Written task =
Extract each line where the string "name" shows up.

Dataset items =
-- START --
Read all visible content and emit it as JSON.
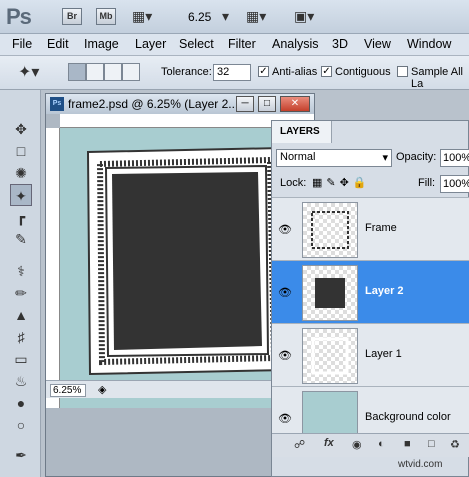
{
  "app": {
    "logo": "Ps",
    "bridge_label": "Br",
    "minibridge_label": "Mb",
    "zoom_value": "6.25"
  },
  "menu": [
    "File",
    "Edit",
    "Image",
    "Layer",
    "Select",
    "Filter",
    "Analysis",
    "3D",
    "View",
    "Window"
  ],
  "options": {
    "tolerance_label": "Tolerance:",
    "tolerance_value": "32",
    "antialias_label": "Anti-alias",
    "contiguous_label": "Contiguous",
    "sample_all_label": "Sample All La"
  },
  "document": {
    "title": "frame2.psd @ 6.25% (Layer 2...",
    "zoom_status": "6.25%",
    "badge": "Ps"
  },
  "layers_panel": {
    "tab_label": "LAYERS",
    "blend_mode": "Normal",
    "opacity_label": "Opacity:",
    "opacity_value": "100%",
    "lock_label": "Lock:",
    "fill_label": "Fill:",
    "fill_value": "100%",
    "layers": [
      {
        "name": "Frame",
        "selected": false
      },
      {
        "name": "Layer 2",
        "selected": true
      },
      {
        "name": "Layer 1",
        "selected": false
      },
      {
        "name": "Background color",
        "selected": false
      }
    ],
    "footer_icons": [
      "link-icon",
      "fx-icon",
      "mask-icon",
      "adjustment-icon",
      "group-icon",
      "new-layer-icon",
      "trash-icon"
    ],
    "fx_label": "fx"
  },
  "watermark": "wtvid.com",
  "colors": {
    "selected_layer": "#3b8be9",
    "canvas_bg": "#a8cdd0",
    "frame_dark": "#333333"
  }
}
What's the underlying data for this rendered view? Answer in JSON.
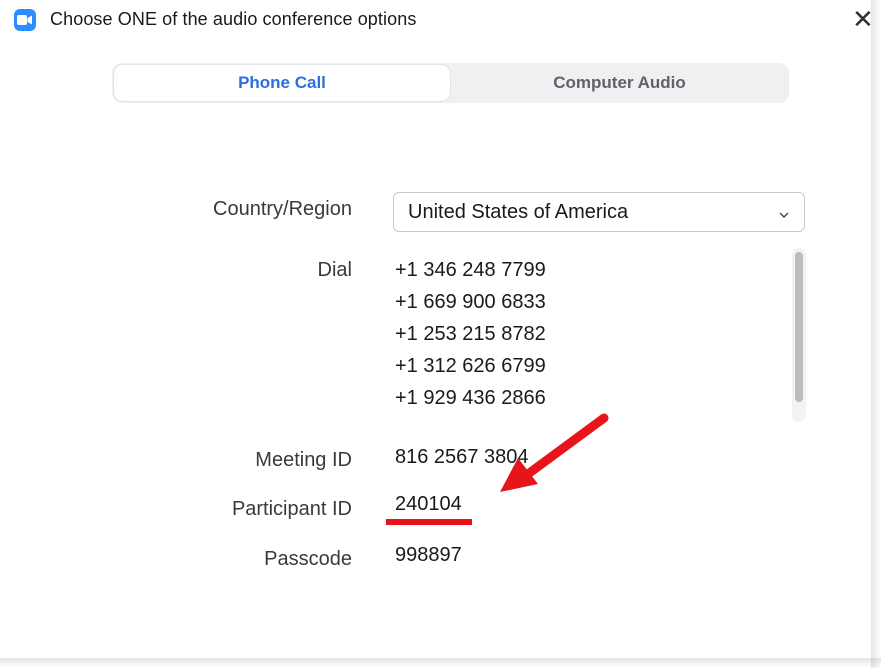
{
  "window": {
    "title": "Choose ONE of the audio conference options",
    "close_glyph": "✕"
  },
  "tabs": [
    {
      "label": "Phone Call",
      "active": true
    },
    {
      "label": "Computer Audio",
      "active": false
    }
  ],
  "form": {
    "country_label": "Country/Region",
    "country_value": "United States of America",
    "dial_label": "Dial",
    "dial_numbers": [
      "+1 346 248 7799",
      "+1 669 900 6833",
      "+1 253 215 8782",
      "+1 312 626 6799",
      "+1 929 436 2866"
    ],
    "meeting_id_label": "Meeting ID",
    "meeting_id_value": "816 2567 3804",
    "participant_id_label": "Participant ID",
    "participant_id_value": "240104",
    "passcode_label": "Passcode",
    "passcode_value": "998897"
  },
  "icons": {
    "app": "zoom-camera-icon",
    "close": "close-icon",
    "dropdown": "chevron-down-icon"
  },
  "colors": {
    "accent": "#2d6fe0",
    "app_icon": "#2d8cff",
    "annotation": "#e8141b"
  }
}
-- END --
-- START --
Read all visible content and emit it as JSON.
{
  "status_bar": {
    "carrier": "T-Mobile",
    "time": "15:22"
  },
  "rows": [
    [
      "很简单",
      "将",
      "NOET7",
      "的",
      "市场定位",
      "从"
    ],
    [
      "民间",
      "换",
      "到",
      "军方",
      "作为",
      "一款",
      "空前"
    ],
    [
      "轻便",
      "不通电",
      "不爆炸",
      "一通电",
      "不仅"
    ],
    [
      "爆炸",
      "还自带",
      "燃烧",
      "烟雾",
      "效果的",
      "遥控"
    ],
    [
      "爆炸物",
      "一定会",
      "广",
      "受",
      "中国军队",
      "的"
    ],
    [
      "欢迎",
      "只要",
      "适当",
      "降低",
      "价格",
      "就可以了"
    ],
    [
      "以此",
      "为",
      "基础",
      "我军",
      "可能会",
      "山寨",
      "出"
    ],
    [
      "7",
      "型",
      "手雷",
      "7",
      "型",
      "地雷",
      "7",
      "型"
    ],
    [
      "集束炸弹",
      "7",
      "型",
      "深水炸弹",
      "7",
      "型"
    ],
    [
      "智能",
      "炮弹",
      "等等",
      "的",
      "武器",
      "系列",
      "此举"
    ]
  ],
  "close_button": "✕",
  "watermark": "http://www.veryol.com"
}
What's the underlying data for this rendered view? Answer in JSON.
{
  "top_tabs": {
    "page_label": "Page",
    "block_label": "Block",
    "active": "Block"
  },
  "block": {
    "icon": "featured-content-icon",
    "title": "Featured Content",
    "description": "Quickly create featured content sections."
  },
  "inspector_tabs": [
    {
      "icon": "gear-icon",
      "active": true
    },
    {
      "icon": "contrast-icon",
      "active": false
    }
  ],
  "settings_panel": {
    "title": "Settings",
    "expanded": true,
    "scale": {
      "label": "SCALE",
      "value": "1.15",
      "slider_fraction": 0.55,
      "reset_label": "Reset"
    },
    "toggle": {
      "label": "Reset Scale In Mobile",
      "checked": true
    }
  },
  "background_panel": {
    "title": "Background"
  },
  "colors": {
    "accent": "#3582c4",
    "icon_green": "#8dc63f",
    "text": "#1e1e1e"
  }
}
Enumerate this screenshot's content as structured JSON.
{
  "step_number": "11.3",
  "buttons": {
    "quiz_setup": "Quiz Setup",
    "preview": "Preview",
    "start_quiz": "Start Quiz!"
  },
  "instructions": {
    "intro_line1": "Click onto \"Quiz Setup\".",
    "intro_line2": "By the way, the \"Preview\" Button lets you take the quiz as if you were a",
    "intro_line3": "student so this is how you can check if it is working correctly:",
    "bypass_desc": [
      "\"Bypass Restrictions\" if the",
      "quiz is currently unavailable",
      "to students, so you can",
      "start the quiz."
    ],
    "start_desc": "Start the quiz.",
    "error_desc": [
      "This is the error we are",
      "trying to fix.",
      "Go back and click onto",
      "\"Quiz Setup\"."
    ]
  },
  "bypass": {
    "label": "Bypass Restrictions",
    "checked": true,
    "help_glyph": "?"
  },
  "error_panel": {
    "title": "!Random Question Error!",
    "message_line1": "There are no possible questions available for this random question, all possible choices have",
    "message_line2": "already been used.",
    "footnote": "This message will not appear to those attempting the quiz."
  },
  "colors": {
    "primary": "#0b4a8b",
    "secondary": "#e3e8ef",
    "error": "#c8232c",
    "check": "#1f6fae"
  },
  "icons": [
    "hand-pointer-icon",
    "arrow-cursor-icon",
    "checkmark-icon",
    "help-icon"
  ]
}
-- END --
-- START --
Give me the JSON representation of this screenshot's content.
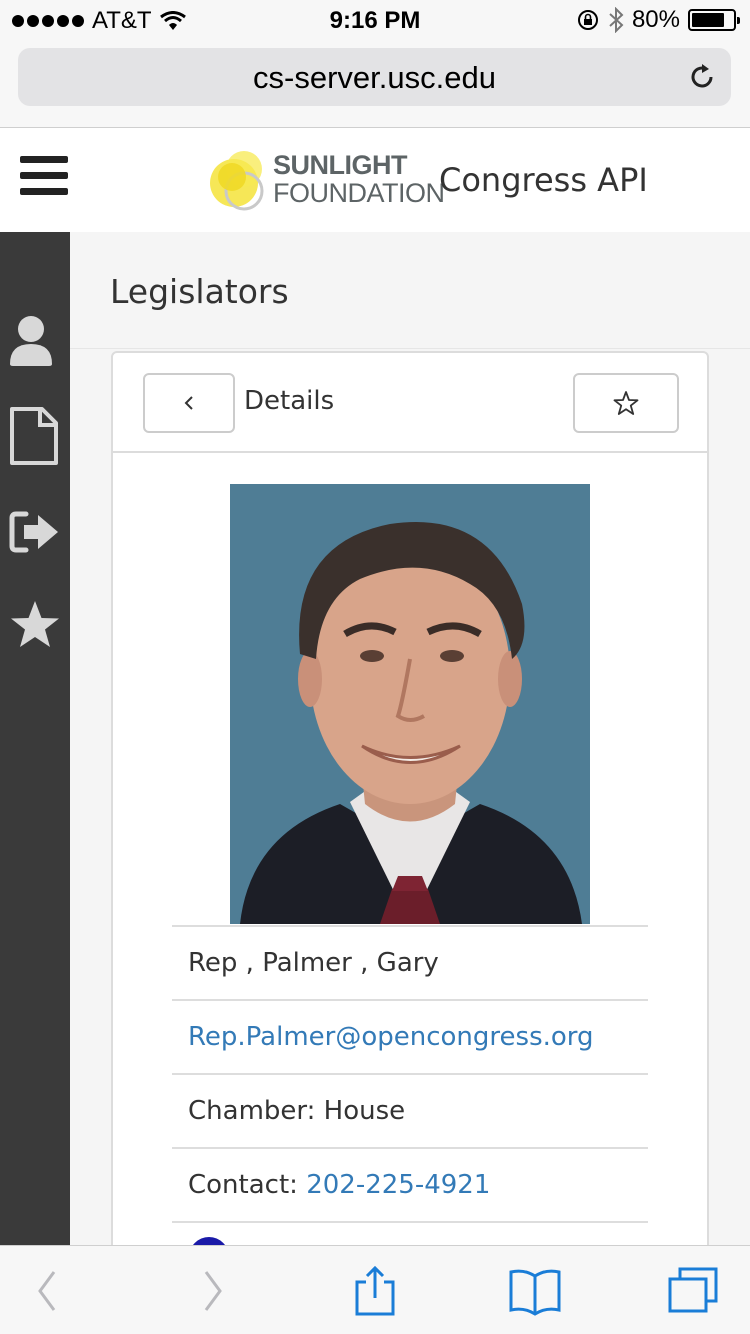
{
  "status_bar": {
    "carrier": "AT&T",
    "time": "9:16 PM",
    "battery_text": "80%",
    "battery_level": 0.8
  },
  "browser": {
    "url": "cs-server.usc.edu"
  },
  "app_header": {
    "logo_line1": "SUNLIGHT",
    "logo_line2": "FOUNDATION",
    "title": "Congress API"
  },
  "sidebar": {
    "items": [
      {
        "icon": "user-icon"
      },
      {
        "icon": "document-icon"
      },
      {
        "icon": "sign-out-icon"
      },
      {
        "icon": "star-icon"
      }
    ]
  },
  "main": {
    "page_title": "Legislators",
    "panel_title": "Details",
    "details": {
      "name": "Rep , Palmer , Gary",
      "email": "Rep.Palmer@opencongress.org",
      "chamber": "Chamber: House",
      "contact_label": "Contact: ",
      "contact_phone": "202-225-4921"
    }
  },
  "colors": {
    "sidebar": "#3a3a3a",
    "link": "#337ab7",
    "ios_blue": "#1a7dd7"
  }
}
-- END --
Task response =
        "name": "Frame",
        "name": "Layer 2",
        "name": "Layer 1",
        "name": "Background color",
      "name": "Rep , Palmer , Gary",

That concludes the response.